Each line of the material below that holds the word "Salinity" needs to be copied.

Exercise data →

#####

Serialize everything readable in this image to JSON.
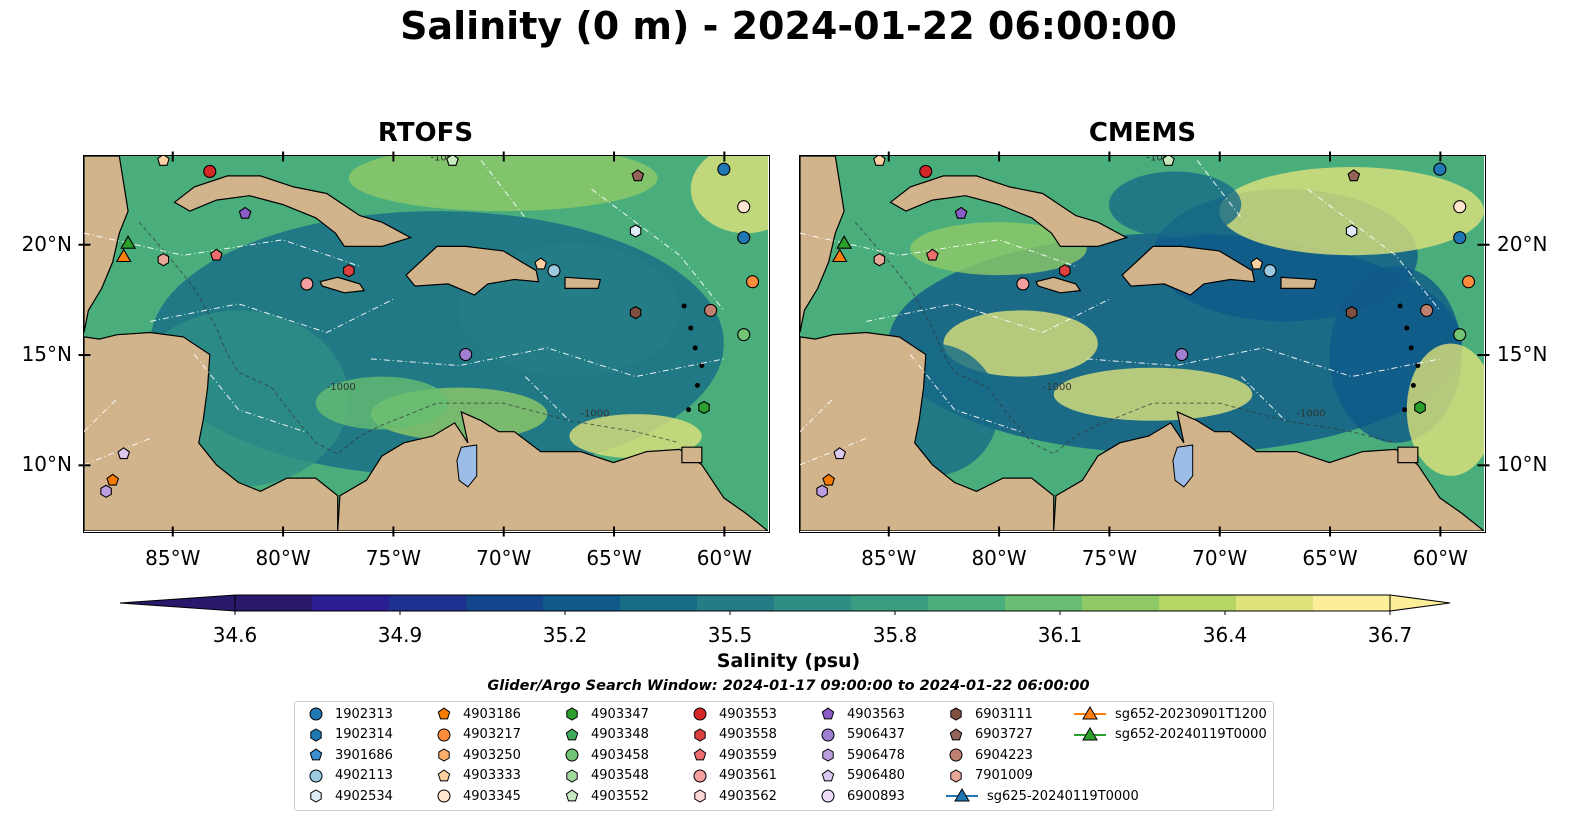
{
  "title": "Salinity (0 m) - 2024-01-22 06:00:00",
  "panels": [
    {
      "title": "RTOFS",
      "model": "rtofs"
    },
    {
      "title": "CMEMS",
      "model": "cmems"
    }
  ],
  "axes": {
    "lon_ticks": [
      "85°W",
      "80°W",
      "75°W",
      "70°W",
      "65°W",
      "60°W"
    ],
    "lon_values": [
      -85,
      -80,
      -75,
      -70,
      -65,
      -60
    ],
    "lat_ticks": [
      "20°N",
      "15°N",
      "10°N"
    ],
    "lat_values": [
      20,
      15,
      10
    ],
    "lon_range": [
      -89,
      -58
    ],
    "lat_range": [
      7,
      24
    ],
    "isobath_labels": [
      "-100",
      "-1000"
    ]
  },
  "colorbar": {
    "label": "Salinity (psu)",
    "ticks": [
      "34.6",
      "34.9",
      "35.2",
      "35.5",
      "35.8",
      "36.1",
      "36.4",
      "36.7"
    ],
    "range": [
      34.6,
      36.7
    ],
    "extend": "both",
    "colormap": "haline",
    "colors": [
      "#2a186c",
      "#2a1e92",
      "#1f3190",
      "#14468d",
      "#0f5a8a",
      "#176c87",
      "#247d86",
      "#2e8e84",
      "#399e81",
      "#4aae7c",
      "#67bd72",
      "#8ec966",
      "#b6d565",
      "#dde27a",
      "#fdef9a"
    ]
  },
  "search_window": "Glider/Argo Search Window: 2024-01-17 09:00:00 to 2024-01-22 06:00:00",
  "land_color": "#d2b48c",
  "lake_color": "#9bbde6",
  "legend": [
    {
      "label": "1902313",
      "marker": "circle",
      "color": "#1f77b4"
    },
    {
      "label": "1902314",
      "marker": "hexagon",
      "color": "#1f77b4"
    },
    {
      "label": "3901686",
      "marker": "pentagon",
      "color": "#3b8fd0"
    },
    {
      "label": "4902113",
      "marker": "circle",
      "color": "#9ecae1"
    },
    {
      "label": "4902534",
      "marker": "hexagon",
      "color": "#deebf7"
    },
    {
      "label": "4903186",
      "marker": "pentagon",
      "color": "#f57c00"
    },
    {
      "label": "4903217",
      "marker": "circle",
      "color": "#fd8d3c"
    },
    {
      "label": "4903250",
      "marker": "hexagon",
      "color": "#fdae6b"
    },
    {
      "label": "4903333",
      "marker": "pentagon",
      "color": "#fdd0a2"
    },
    {
      "label": "4903345",
      "marker": "circle",
      "color": "#fee6ce"
    },
    {
      "label": "4903347",
      "marker": "hexagon",
      "color": "#2ca02c"
    },
    {
      "label": "4903348",
      "marker": "pentagon",
      "color": "#41ab5d"
    },
    {
      "label": "4903458",
      "marker": "circle",
      "color": "#74c476"
    },
    {
      "label": "4903548",
      "marker": "hexagon",
      "color": "#a1d99b"
    },
    {
      "label": "4903552",
      "marker": "pentagon",
      "color": "#c7e9c0"
    },
    {
      "label": "4903553",
      "marker": "circle",
      "color": "#d62728"
    },
    {
      "label": "4903558",
      "marker": "hexagon",
      "color": "#de4040"
    },
    {
      "label": "4903559",
      "marker": "pentagon",
      "color": "#ec6d6d"
    },
    {
      "label": "4903561",
      "marker": "circle",
      "color": "#f4a09f"
    },
    {
      "label": "4903562",
      "marker": "hexagon",
      "color": "#fdd7d5"
    },
    {
      "label": "4903563",
      "marker": "pentagon",
      "color": "#8a5cc6"
    },
    {
      "label": "5906437",
      "marker": "circle",
      "color": "#a07fd0"
    },
    {
      "label": "5906478",
      "marker": "hexagon",
      "color": "#bc9fe0"
    },
    {
      "label": "5906480",
      "marker": "pentagon",
      "color": "#dcc9f0"
    },
    {
      "label": "6900893",
      "marker": "circle",
      "color": "#efdcf8"
    },
    {
      "label": "6903111",
      "marker": "hexagon",
      "color": "#7f4f3f"
    },
    {
      "label": "6903727",
      "marker": "pentagon",
      "color": "#96635a"
    },
    {
      "label": "6904223",
      "marker": "circle",
      "color": "#c08070"
    },
    {
      "label": "7901009",
      "marker": "hexagon",
      "color": "#e8a898"
    },
    {
      "label": "sg625-20240119T0000",
      "marker": "line-triangle",
      "color": "#1f77b4"
    },
    {
      "label": "sg652-20230901T1200",
      "marker": "line-triangle",
      "color": "#ff7f0e"
    },
    {
      "label": "sg652-20240119T0000",
      "marker": "line-triangle",
      "color": "#2ca02c"
    }
  ],
  "markers": [
    {
      "id": "4903333",
      "lon": -85.4,
      "lat": 23.8,
      "marker": "pentagon",
      "color": "#fdd0a2"
    },
    {
      "id": "4903553",
      "lon": -83.3,
      "lat": 23.3,
      "marker": "circle",
      "color": "#d62728"
    },
    {
      "id": "4903552",
      "lon": -72.3,
      "lat": 23.8,
      "marker": "pentagon",
      "color": "#c7e9c0"
    },
    {
      "id": "6903727",
      "lon": -63.9,
      "lat": 23.1,
      "marker": "pentagon",
      "color": "#96635a"
    },
    {
      "id": "1902313",
      "lon": -60.0,
      "lat": 23.4,
      "marker": "circle",
      "color": "#1f77b4"
    },
    {
      "id": "4903563",
      "lon": -81.7,
      "lat": 21.4,
      "marker": "pentagon",
      "color": "#8a5cc6"
    },
    {
      "id": "4903345",
      "lon": -59.1,
      "lat": 21.7,
      "marker": "circle",
      "color": "#fee6ce"
    },
    {
      "id": "4902534",
      "lon": -64.0,
      "lat": 20.6,
      "marker": "hexagon",
      "color": "#deebf7"
    },
    {
      "id": "1902313b",
      "lon": -59.1,
      "lat": 20.3,
      "marker": "circle",
      "color": "#1f77b4"
    },
    {
      "id": "7901009",
      "lon": -85.4,
      "lat": 19.3,
      "marker": "hexagon",
      "color": "#e8a898"
    },
    {
      "id": "4903559",
      "lon": -83.0,
      "lat": 19.5,
      "marker": "pentagon",
      "color": "#ec6d6d"
    },
    {
      "id": "4903561",
      "lon": -78.9,
      "lat": 18.2,
      "marker": "circle",
      "color": "#f4a09f"
    },
    {
      "id": "4903558",
      "lon": -77.0,
      "lat": 18.8,
      "marker": "hexagon",
      "color": "#de4040"
    },
    {
      "id": "4903333b",
      "lon": -68.3,
      "lat": 19.1,
      "marker": "pentagon",
      "color": "#fdd0a2"
    },
    {
      "id": "4902113",
      "lon": -67.7,
      "lat": 18.8,
      "marker": "circle",
      "color": "#9ecae1"
    },
    {
      "id": "4903217",
      "lon": -58.7,
      "lat": 18.3,
      "marker": "circle",
      "color": "#fd8d3c"
    },
    {
      "id": "6904223",
      "lon": -60.6,
      "lat": 17.0,
      "marker": "circle",
      "color": "#c08070"
    },
    {
      "id": "6903111",
      "lon": -64.0,
      "lat": 16.9,
      "marker": "hexagon",
      "color": "#7f4f3f"
    },
    {
      "id": "4903458",
      "lon": -59.1,
      "lat": 15.9,
      "marker": "circle",
      "color": "#74c476"
    },
    {
      "id": "5906437",
      "lon": -71.7,
      "lat": 15.0,
      "marker": "circle",
      "color": "#a07fd0"
    },
    {
      "id": "4903347",
      "lon": -60.9,
      "lat": 12.6,
      "marker": "hexagon",
      "color": "#2ca02c"
    },
    {
      "id": "5906480",
      "lon": -87.2,
      "lat": 10.5,
      "marker": "pentagon",
      "color": "#dcc9f0"
    },
    {
      "id": "4903186",
      "lon": -87.7,
      "lat": 9.3,
      "marker": "pentagon",
      "color": "#f57c00"
    },
    {
      "id": "5906478",
      "lon": -88.0,
      "lat": 8.8,
      "marker": "hexagon",
      "color": "#bc9fe0"
    },
    {
      "id": "sg652-20240119T0000",
      "lon": -87.0,
      "lat": 20.0,
      "marker": "triangle",
      "color": "#2ca02c"
    },
    {
      "id": "sg652-20230901T1200",
      "lon": -87.2,
      "lat": 19.4,
      "marker": "triangle",
      "color": "#ff7f0e"
    }
  ]
}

#####

Response to this exercise →
  "title": "Salinity (0 m) - 2024-01-22 06:00:00",
    "label": "Salinity (psu)",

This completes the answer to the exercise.